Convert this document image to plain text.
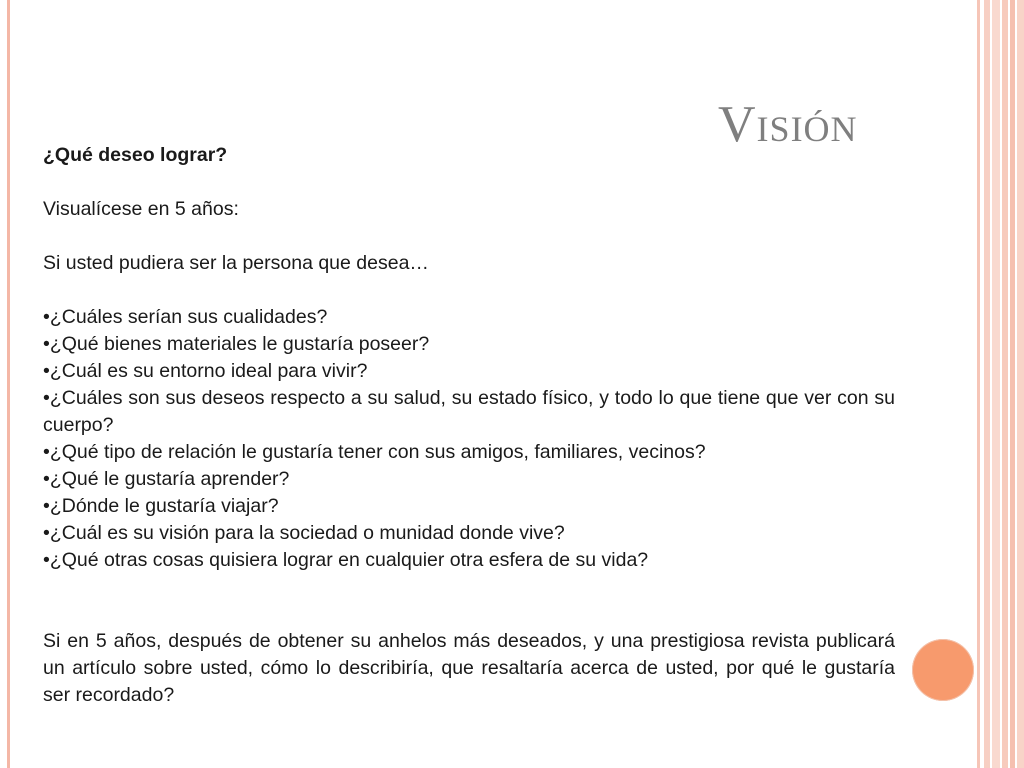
Visión

¿Qué deseo lograr?

Visualícese en 5 años:

Si usted pudiera ser la persona que desea…

• ¿Cuáles serían sus cualidades?

• ¿Qué bienes materiales le gustaría poseer?

• ¿Cuál es su entorno ideal para vivir?

• ¿Cuáles son sus deseos respecto a su salud, su estado físico, y todo lo que tiene que ver con su cuerpo?

• ¿Qué tipo de relación le gustaría tener con sus amigos, familiares, vecinos?

• ¿Qué le gustaría aprender?

• ¿Dónde le gustaría viajar?

• ¿Cuál es su visión para la sociedad o munidad donde vive?

• ¿Qué otras cosas quisiera lograr en cualquier otra esfera de su vida?

Si en 5 años, después de obtener su anhelos más deseados, y una prestigiosa revista publicará un artículo sobre usted, cómo lo describiría, que resaltaría acerca de usted, por qué le gustaría ser recordado?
-.-.-
What the exercise asks — Leave out the pictures and print each record exactly as it stands.

Correct result —
Convert this document image to plain text.
Visión

¿Qué deseo lograr?

Visualícese en 5 años:

Si usted pudiera ser la persona que desea…

• ¿Cuáles serían sus cualidades?

• ¿Qué bienes materiales le gustaría poseer?

• ¿Cuál es su entorno ideal para vivir?

• ¿Cuáles son sus deseos respecto a su salud, su estado físico, y todo lo que tiene que ver con su cuerpo?

• ¿Qué tipo de relación le gustaría tener con sus amigos, familiares, vecinos?

• ¿Qué le gustaría aprender?

• ¿Dónde le gustaría viajar?

• ¿Cuál es su visión para la sociedad o munidad donde vive?

• ¿Qué otras cosas quisiera lograr en cualquier otra esfera de su vida?

Si en 5 años, después de obtener su anhelos más deseados, y una prestigiosa revista publicará un artículo sobre usted, cómo lo describiría, que resaltaría acerca de usted, por qué le gustaría ser recordado?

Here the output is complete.